**Stored data**.
»»

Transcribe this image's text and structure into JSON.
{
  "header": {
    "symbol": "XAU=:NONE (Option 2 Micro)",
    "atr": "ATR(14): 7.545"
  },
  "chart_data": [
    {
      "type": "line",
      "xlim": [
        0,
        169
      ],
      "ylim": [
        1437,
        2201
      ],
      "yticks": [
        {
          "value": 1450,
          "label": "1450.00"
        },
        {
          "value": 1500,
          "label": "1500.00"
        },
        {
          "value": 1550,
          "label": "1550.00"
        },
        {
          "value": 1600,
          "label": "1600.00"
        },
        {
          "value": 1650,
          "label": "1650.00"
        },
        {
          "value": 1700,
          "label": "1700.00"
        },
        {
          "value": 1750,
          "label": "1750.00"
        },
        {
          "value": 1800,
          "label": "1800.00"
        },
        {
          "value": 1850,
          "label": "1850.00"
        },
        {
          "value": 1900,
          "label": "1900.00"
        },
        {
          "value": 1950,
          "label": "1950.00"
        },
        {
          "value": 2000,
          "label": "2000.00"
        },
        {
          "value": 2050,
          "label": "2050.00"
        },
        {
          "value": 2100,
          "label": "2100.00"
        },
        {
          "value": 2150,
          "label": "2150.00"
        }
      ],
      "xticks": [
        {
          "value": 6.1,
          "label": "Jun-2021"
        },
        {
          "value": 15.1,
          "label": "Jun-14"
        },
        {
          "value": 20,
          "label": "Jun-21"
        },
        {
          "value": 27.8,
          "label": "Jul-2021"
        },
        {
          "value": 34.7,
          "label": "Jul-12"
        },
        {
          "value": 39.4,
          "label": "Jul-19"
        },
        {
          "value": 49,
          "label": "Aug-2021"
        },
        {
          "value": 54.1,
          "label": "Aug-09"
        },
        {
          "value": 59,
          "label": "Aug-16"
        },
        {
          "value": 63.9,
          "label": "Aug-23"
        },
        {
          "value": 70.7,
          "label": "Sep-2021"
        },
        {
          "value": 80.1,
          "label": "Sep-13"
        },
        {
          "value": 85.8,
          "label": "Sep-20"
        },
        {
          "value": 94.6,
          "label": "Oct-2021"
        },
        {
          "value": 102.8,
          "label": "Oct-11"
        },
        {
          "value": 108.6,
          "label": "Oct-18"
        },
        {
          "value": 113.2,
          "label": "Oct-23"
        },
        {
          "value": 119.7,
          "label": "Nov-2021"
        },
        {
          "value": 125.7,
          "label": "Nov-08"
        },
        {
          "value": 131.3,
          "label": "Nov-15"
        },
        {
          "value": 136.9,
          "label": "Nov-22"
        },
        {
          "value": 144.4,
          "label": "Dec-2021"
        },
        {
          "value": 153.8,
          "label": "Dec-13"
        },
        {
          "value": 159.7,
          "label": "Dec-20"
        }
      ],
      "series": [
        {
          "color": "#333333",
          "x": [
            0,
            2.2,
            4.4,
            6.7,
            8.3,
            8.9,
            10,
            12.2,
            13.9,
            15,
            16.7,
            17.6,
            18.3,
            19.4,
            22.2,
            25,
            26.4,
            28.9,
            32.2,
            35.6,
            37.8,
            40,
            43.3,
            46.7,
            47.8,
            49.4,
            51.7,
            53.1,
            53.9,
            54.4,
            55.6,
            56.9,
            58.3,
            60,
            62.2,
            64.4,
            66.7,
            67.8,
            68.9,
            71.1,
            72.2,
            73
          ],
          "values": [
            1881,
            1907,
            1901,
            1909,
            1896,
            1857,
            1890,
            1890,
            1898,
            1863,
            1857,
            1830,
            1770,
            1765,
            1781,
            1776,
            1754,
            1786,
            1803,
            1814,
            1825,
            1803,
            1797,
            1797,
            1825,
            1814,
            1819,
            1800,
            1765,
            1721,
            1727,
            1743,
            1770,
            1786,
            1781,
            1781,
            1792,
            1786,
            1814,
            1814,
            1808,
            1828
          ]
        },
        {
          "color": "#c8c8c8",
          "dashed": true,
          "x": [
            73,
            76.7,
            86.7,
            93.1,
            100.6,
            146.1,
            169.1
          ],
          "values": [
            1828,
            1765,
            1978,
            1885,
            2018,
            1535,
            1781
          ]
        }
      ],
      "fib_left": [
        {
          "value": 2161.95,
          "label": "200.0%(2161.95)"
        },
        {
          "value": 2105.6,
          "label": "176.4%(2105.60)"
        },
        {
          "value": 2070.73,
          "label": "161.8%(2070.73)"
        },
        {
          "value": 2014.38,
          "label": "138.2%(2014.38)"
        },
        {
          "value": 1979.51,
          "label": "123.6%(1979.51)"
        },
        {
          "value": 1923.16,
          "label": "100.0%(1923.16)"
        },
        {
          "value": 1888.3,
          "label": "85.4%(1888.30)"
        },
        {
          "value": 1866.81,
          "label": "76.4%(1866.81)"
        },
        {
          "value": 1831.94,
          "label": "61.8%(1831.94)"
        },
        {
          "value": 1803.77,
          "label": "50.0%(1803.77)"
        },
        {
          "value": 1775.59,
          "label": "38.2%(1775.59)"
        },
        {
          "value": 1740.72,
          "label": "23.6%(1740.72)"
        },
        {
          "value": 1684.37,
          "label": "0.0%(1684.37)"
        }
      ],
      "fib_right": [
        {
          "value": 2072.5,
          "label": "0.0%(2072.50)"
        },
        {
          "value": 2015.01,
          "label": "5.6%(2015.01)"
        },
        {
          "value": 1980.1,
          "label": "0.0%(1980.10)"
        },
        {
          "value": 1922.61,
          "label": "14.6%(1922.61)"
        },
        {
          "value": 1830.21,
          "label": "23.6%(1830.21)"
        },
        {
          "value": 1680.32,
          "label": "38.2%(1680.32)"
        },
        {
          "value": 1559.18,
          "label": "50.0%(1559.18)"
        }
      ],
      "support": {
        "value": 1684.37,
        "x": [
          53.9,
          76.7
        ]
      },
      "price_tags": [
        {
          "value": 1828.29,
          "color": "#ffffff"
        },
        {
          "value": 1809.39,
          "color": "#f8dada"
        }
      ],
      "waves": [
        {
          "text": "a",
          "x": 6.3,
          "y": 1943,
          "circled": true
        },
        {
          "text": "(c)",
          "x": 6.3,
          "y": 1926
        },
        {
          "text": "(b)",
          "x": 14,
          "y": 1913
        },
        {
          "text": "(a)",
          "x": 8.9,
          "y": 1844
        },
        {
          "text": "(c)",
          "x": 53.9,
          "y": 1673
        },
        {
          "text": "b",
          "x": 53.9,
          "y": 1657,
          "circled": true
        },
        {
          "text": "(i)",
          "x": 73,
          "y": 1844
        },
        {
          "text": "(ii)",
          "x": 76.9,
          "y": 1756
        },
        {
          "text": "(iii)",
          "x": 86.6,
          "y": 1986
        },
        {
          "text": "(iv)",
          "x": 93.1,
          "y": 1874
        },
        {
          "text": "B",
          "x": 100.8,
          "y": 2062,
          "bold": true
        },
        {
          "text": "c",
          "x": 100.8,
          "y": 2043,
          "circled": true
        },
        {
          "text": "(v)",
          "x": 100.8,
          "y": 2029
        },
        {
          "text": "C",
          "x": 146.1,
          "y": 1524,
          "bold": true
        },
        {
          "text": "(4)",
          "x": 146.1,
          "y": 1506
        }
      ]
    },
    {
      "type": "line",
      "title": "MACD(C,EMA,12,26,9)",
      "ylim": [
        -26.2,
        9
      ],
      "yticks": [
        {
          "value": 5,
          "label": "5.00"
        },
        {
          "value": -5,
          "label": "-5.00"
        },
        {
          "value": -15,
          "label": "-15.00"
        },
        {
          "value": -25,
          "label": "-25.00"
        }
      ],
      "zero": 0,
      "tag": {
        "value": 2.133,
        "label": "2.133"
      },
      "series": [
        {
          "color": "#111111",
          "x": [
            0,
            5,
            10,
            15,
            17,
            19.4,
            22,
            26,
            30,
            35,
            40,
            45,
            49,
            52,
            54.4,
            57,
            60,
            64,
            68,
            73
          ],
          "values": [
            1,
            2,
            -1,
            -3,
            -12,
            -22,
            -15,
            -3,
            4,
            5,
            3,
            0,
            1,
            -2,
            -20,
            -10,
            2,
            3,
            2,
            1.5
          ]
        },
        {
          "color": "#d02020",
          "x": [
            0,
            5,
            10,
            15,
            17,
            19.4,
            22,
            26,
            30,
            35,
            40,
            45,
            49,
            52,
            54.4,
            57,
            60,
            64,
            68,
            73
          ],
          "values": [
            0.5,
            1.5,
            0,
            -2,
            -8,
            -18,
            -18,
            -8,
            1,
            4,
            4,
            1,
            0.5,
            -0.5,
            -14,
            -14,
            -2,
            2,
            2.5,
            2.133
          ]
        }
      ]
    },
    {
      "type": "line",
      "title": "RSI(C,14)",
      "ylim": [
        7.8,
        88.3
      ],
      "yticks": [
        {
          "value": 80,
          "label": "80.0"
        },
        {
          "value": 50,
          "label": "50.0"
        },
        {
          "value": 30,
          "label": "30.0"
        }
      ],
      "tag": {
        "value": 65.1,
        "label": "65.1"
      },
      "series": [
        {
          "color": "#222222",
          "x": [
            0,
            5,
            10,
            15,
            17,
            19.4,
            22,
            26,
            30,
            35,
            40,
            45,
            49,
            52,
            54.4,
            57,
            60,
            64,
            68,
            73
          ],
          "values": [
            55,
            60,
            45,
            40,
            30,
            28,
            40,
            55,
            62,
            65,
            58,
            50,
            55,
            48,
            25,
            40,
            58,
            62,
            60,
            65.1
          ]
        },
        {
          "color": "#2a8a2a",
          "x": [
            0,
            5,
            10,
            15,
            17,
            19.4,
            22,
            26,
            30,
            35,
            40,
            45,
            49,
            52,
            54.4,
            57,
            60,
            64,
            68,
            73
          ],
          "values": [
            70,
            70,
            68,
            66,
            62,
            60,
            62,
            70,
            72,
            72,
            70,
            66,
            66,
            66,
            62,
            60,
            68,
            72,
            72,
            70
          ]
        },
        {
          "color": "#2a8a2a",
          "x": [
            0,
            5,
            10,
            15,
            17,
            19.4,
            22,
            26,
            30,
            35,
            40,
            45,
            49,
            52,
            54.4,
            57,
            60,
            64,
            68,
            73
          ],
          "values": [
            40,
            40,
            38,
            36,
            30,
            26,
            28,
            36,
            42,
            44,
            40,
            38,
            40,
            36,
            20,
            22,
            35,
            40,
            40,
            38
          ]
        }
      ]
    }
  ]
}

««

**Problem**. Copy each line of the listing that holds the word "color".

**Result for this exercise**.
          "color": "#333333",
          "color": "#c8c8c8",
          "color": "#ffffff"
          "color": "#f8dada"
          "color": "#111111",
          "color": "#d02020",
          "color": "#222222",
          "color": "#2a8a2a",
          "color": "#2a8a2a",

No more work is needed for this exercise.